Output all entries verbatim. Skip pictures.

========================

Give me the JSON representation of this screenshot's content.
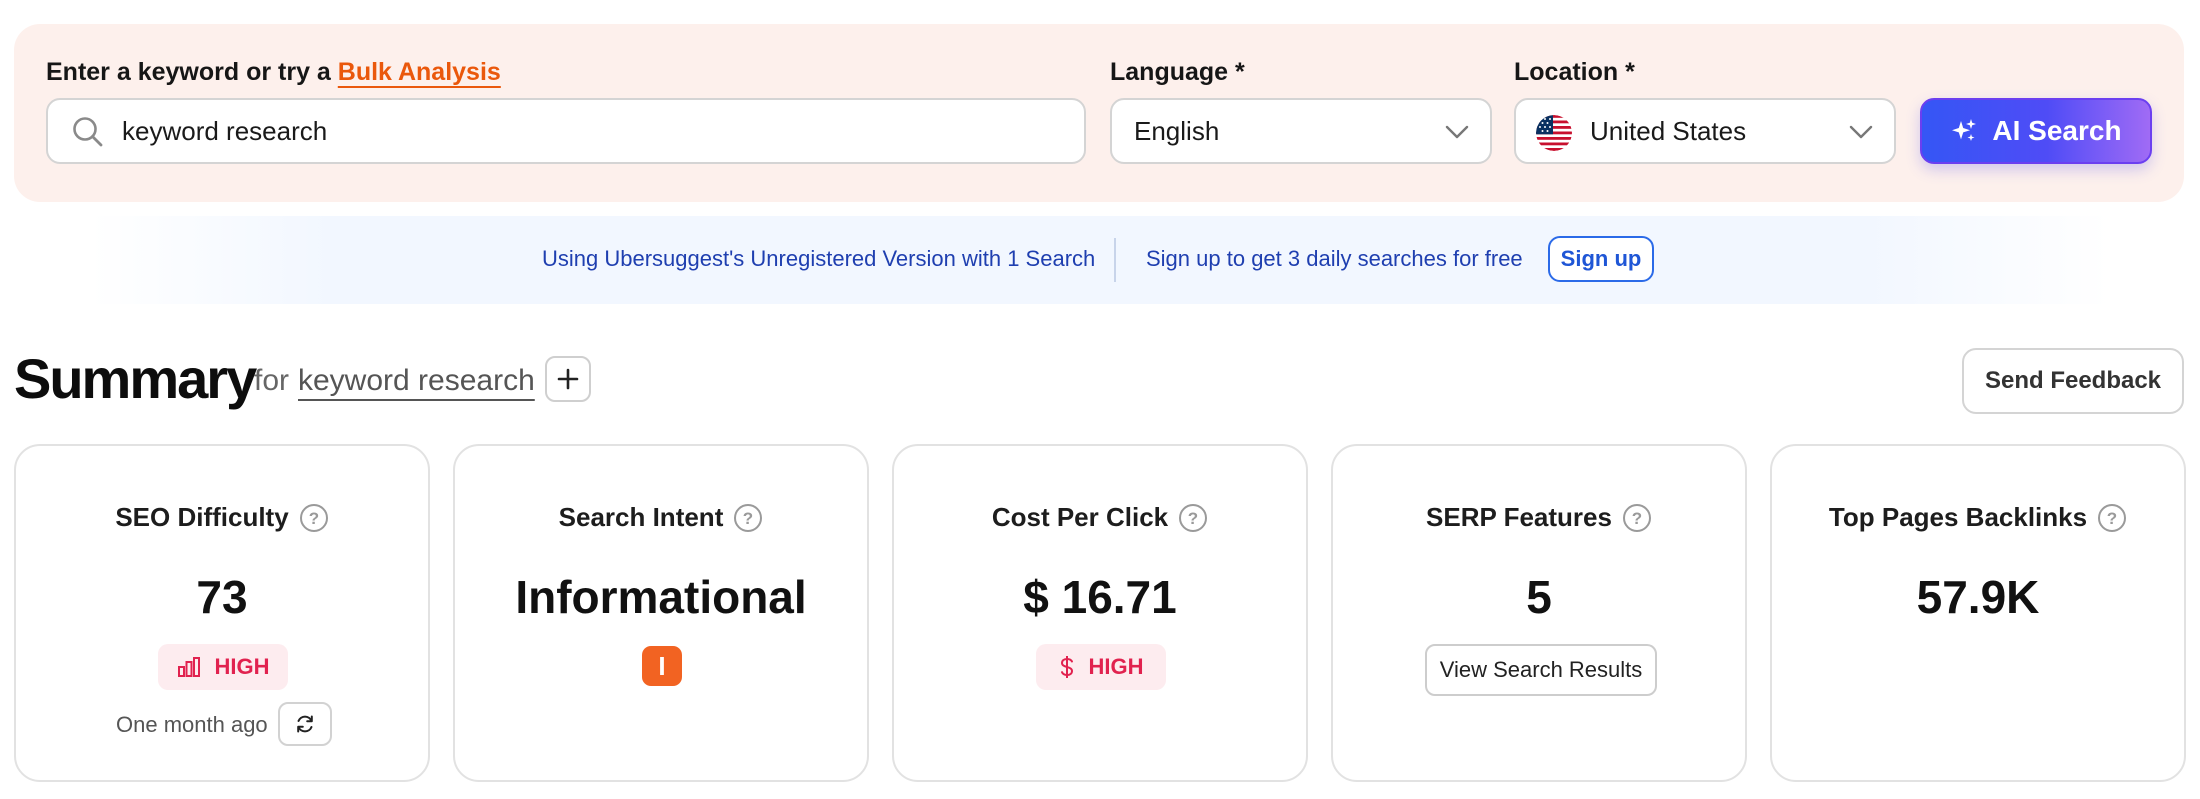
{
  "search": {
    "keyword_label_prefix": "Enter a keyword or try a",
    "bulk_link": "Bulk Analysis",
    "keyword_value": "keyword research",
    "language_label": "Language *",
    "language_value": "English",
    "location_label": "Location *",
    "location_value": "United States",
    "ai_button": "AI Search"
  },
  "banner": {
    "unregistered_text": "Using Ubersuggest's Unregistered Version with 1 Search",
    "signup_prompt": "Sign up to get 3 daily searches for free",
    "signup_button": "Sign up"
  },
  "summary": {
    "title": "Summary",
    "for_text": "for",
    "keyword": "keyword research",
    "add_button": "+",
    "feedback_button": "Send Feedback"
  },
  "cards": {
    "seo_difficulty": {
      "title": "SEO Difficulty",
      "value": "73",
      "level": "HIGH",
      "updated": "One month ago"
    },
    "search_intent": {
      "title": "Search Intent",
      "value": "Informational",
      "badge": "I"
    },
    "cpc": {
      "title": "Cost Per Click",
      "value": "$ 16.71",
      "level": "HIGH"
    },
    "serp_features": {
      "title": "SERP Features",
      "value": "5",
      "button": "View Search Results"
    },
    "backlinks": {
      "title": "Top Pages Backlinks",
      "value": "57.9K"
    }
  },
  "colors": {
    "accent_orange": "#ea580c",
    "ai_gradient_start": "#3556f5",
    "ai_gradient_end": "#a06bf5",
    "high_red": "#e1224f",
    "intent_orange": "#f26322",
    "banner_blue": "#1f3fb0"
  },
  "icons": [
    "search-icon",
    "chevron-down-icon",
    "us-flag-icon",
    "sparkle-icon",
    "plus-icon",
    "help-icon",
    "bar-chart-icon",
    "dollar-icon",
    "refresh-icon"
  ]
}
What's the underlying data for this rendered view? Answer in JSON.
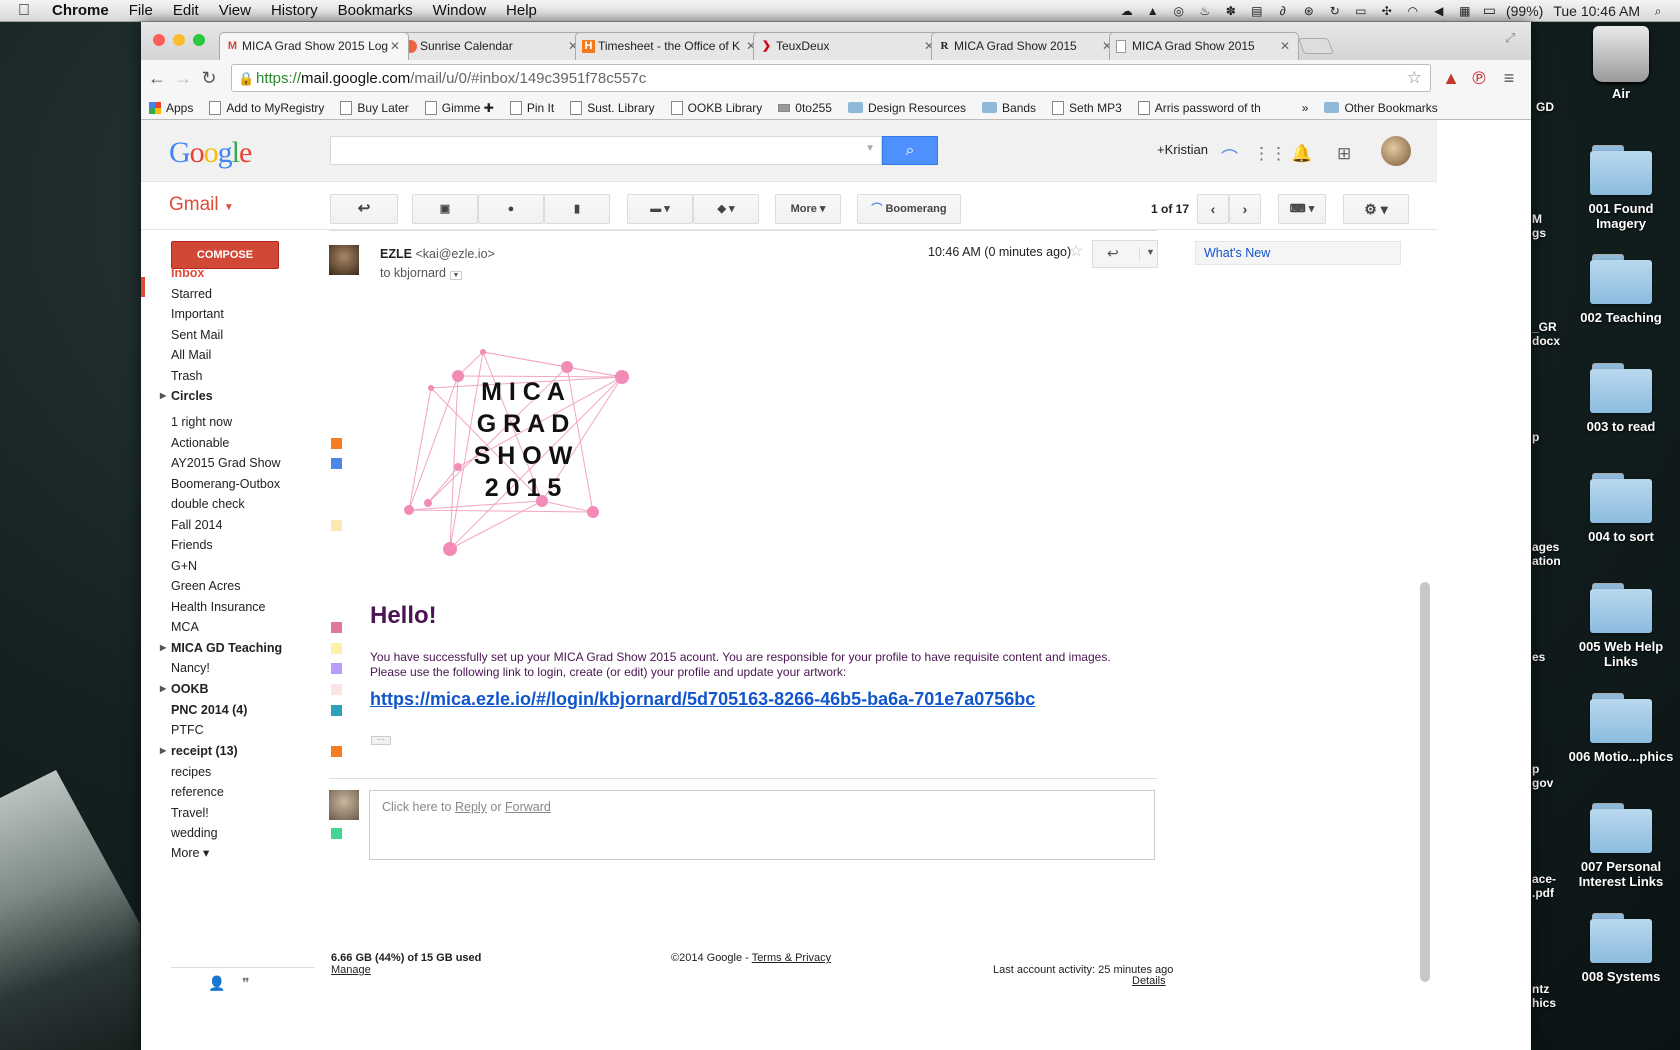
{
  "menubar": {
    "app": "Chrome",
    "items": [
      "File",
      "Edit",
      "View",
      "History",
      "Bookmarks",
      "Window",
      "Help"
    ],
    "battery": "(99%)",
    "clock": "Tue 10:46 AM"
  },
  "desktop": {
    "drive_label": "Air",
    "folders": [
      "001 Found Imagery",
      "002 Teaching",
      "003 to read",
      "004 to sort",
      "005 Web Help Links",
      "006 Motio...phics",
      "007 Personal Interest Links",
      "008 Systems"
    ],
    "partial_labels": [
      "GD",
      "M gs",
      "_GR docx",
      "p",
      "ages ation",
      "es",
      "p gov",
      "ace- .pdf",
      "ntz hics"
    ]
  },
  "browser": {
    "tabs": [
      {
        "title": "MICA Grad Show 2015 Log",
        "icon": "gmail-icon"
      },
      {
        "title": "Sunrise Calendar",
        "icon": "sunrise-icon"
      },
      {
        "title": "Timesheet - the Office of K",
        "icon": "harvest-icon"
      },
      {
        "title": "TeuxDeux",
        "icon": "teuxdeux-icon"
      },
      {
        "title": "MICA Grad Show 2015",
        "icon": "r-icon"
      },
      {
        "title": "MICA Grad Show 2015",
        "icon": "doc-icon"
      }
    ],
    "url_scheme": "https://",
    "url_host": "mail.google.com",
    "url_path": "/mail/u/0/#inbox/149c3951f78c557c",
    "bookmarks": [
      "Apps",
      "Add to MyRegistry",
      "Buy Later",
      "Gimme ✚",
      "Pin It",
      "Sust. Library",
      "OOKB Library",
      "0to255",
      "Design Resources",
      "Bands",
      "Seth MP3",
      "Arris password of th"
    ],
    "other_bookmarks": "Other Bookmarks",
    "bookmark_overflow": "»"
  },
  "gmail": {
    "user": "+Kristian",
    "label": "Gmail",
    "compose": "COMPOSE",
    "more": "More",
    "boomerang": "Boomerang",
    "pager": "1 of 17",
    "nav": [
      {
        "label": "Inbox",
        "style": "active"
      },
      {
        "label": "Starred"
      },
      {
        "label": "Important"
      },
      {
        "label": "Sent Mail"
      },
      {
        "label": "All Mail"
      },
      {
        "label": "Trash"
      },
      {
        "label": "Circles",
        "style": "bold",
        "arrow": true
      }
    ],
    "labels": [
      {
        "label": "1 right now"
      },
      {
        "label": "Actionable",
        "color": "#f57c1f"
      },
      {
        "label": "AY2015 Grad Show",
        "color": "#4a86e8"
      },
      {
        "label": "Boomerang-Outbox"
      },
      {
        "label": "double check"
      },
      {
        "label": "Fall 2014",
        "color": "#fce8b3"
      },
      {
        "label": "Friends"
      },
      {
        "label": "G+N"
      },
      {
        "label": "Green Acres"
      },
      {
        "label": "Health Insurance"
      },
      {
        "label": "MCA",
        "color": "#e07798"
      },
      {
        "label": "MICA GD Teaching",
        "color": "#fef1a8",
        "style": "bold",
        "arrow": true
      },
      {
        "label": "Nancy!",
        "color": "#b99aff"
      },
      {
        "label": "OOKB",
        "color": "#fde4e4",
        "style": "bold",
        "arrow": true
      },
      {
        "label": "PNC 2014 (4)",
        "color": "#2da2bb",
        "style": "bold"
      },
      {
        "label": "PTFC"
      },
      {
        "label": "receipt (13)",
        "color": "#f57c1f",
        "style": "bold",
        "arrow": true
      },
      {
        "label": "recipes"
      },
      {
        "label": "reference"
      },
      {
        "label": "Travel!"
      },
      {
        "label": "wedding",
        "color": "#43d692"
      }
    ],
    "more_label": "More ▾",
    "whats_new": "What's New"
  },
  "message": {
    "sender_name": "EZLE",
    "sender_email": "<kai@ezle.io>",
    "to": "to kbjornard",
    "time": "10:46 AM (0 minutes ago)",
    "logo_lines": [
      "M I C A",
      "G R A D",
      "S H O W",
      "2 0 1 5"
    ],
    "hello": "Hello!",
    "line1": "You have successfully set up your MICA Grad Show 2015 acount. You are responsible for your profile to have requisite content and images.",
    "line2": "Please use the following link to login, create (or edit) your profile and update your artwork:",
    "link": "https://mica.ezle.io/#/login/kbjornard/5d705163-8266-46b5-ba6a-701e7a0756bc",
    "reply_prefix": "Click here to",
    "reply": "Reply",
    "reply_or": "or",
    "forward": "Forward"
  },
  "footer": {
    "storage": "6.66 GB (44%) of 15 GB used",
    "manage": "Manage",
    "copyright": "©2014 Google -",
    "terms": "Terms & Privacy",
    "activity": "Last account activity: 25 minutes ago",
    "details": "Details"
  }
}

========================

▶ [Result]
Give me the JSON representation of this screenshot's content.
{
  "search": {
    "keyword_label_prefix": "Enter a keyword or try a",
    "bulk_link": "Bulk Analysis",
    "keyword_value": "keyword research",
    "language_label": "Language *",
    "language_value": "English",
    "location_label": "Location *",
    "location_value": "United States",
    "ai_button": "AI Search"
  },
  "banner": {
    "unregistered_text": "Using Ubersuggest's Unregistered Version with 1 Search",
    "signup_prompt": "Sign up to get 3 daily searches for free",
    "signup_button": "Sign up"
  },
  "summary": {
    "title": "Summary",
    "for_text": "for",
    "keyword": "keyword research",
    "add_button": "+",
    "feedback_button": "Send Feedback"
  },
  "cards": {
    "seo_difficulty": {
      "title": "SEO Difficulty",
      "value": "73",
      "level": "HIGH",
      "updated": "One month ago"
    },
    "search_intent": {
      "title": "Search Intent",
      "value": "Informational",
      "badge": "I"
    },
    "cpc": {
      "title": "Cost Per Click",
      "value": "$ 16.71",
      "level": "HIGH"
    },
    "serp_features": {
      "title": "SERP Features",
      "value": "5",
      "button": "View Search Results"
    },
    "backlinks": {
      "title": "Top Pages Backlinks",
      "value": "57.9K"
    }
  },
  "colors": {
    "accent_orange": "#ea580c",
    "ai_gradient_start": "#3556f5",
    "ai_gradient_end": "#a06bf5",
    "high_red": "#e1224f",
    "intent_orange": "#f26322",
    "banner_blue": "#1f3fb0"
  },
  "icons": [
    "search-icon",
    "chevron-down-icon",
    "us-flag-icon",
    "sparkle-icon",
    "plus-icon",
    "help-icon",
    "bar-chart-icon",
    "dollar-icon",
    "refresh-icon"
  ]
}
What's the underlying data for this rendered view? Answer in JSON.
{
  "menubar": {
    "app": "Chrome",
    "items": [
      "File",
      "Edit",
      "View",
      "History",
      "Bookmarks",
      "Window",
      "Help"
    ],
    "battery": "(99%)",
    "clock": "Tue 10:46 AM"
  },
  "desktop": {
    "drive_label": "Air",
    "folders": [
      "001 Found Imagery",
      "002 Teaching",
      "003 to read",
      "004 to sort",
      "005 Web Help Links",
      "006 Motio...phics",
      "007 Personal Interest Links",
      "008 Systems"
    ],
    "partial_labels": [
      "GD",
      "M gs",
      "_GR docx",
      "p",
      "ages ation",
      "es",
      "p gov",
      "ace- .pdf",
      "ntz hics"
    ]
  },
  "browser": {
    "tabs": [
      {
        "title": "MICA Grad Show 2015 Log",
        "icon": "gmail-icon"
      },
      {
        "title": "Sunrise Calendar",
        "icon": "sunrise-icon"
      },
      {
        "title": "Timesheet - the Office of K",
        "icon": "harvest-icon"
      },
      {
        "title": "TeuxDeux",
        "icon": "teuxdeux-icon"
      },
      {
        "title": "MICA Grad Show 2015",
        "icon": "r-icon"
      },
      {
        "title": "MICA Grad Show 2015",
        "icon": "doc-icon"
      }
    ],
    "url_scheme": "https://",
    "url_host": "mail.google.com",
    "url_path": "/mail/u/0/#inbox/149c3951f78c557c",
    "bookmarks": [
      "Apps",
      "Add to MyRegistry",
      "Buy Later",
      "Gimme ✚",
      "Pin It",
      "Sust. Library",
      "OOKB Library",
      "0to255",
      "Design Resources",
      "Bands",
      "Seth MP3",
      "Arris password of th"
    ],
    "other_bookmarks": "Other Bookmarks",
    "bookmark_overflow": "»"
  },
  "gmail": {
    "user": "+Kristian",
    "label": "Gmail",
    "compose": "COMPOSE",
    "more": "More",
    "boomerang": "Boomerang",
    "pager": "1 of 17",
    "nav": [
      {
        "label": "Inbox",
        "style": "active"
      },
      {
        "label": "Starred"
      },
      {
        "label": "Important"
      },
      {
        "label": "Sent Mail"
      },
      {
        "label": "All Mail"
      },
      {
        "label": "Trash"
      },
      {
        "label": "Circles",
        "style": "bold",
        "arrow": true
      }
    ],
    "labels": [
      {
        "label": "1 right now"
      },
      {
        "label": "Actionable",
        "color": "#f57c1f"
      },
      {
        "label": "AY2015 Grad Show",
        "color": "#4a86e8"
      },
      {
        "label": "Boomerang-Outbox"
      },
      {
        "label": "double check"
      },
      {
        "label": "Fall 2014",
        "color": "#fce8b3"
      },
      {
        "label": "Friends"
      },
      {
        "label": "G+N"
      },
      {
        "label": "Green Acres"
      },
      {
        "label": "Health Insurance"
      },
      {
        "label": "MCA",
        "color": "#e07798"
      },
      {
        "label": "MICA GD Teaching",
        "color": "#fef1a8",
        "style": "bold",
        "arrow": true
      },
      {
        "label": "Nancy!",
        "color": "#b99aff"
      },
      {
        "label": "OOKB",
        "color": "#fde4e4",
        "style": "bold",
        "arrow": true
      },
      {
        "label": "PNC 2014 (4)",
        "color": "#2da2bb",
        "style": "bold"
      },
      {
        "label": "PTFC"
      },
      {
        "label": "receipt (13)",
        "color": "#f57c1f",
        "style": "bold",
        "arrow": true
      },
      {
        "label": "recipes"
      },
      {
        "label": "reference"
      },
      {
        "label": "Travel!"
      },
      {
        "label": "wedding",
        "color": "#43d692"
      }
    ],
    "more_label": "More ▾",
    "whats_new": "What's New"
  },
  "message": {
    "sender_name": "EZLE",
    "sender_email": "<kai@ezle.io>",
    "to": "to kbjornard",
    "time": "10:46 AM (0 minutes ago)",
    "logo_lines": [
      "M I C A",
      "G R A D",
      "S H O W",
      "2 0 1 5"
    ],
    "hello": "Hello!",
    "line1": "You have successfully set up your MICA Grad Show 2015 acount. You are responsible for your profile to have requisite content and images.",
    "line2": "Please use the following link to login, create (or edit) your profile and update your artwork:",
    "link": "https://mica.ezle.io/#/login/kbjornard/5d705163-8266-46b5-ba6a-701e7a0756bc",
    "reply_prefix": "Click here to",
    "reply": "Reply",
    "reply_or": "or",
    "forward": "Forward"
  },
  "footer": {
    "storage": "6.66 GB (44%) of 15 GB used",
    "manage": "Manage",
    "copyright": "©2014 Google -",
    "terms": "Terms & Privacy",
    "activity": "Last account activity: 25 minutes ago",
    "details": "Details"
  }
}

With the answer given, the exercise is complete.